(GIVEN EXERCISE):
Pull out every line containing the string "Село".

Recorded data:
>>

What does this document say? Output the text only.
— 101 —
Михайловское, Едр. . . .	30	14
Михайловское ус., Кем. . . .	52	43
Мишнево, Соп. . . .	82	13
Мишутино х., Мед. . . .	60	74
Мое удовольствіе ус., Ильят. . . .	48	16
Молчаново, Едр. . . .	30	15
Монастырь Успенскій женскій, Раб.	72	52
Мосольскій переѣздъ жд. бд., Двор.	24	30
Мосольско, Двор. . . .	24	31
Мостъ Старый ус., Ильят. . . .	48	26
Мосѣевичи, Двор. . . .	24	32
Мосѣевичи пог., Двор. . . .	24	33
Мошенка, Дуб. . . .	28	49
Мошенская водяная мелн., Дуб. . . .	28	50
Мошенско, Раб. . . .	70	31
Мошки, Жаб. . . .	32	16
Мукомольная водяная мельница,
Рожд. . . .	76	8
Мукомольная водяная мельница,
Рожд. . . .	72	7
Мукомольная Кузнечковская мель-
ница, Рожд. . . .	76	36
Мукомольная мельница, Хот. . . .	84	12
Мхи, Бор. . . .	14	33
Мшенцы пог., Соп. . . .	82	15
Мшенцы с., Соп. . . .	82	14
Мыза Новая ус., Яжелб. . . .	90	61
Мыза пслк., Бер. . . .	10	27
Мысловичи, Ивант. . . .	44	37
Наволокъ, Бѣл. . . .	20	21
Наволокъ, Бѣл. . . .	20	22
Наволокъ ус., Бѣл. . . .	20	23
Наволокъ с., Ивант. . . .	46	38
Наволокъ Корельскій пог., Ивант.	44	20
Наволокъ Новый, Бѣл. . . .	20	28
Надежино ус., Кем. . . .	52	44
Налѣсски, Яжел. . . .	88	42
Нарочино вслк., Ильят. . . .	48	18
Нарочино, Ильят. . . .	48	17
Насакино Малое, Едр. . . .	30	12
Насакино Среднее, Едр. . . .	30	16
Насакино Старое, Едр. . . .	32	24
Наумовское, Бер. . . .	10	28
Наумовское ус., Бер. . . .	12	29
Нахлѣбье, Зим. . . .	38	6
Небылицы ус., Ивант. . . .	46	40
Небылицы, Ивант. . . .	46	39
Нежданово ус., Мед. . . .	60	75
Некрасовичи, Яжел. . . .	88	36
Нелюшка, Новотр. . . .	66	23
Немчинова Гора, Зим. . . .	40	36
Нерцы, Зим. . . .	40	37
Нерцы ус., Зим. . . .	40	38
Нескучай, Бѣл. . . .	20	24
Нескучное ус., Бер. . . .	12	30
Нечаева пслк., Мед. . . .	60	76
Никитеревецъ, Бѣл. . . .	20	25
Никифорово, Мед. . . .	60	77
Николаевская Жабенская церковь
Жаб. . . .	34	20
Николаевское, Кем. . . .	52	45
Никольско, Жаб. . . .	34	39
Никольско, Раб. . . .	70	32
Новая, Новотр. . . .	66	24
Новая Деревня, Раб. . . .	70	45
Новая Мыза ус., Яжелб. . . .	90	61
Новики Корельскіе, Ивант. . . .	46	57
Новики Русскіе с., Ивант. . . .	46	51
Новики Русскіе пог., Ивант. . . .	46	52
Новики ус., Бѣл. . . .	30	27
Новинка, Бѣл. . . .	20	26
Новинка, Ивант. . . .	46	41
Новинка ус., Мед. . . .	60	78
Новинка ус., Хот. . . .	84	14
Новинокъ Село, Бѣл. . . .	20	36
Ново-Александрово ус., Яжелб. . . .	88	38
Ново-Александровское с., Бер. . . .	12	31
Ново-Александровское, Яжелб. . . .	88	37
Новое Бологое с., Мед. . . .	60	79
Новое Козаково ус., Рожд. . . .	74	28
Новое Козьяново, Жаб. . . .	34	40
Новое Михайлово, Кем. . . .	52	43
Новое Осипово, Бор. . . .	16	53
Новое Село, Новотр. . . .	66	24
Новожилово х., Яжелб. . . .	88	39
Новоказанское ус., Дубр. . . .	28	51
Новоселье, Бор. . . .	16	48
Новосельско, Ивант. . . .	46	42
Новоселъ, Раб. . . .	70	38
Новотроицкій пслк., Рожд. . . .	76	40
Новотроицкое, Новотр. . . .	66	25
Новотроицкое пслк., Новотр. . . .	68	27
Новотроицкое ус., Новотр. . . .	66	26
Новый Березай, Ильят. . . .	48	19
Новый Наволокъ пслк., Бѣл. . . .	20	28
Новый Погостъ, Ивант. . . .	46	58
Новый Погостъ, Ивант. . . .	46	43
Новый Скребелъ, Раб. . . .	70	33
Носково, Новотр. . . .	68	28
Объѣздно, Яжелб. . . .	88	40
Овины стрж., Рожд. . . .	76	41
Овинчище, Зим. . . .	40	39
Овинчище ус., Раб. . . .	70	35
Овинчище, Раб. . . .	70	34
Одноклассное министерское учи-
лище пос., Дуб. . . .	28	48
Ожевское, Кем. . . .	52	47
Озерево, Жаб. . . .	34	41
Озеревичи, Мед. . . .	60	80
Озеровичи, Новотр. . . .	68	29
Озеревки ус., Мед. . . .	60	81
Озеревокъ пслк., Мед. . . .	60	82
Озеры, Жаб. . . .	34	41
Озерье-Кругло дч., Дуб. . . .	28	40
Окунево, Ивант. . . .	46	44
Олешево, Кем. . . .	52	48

<<

(WORKED SOLUTION):
Новинокъ Село, Бѣл. . . .	20	36
Новое Село, Новотр. . . .	66	24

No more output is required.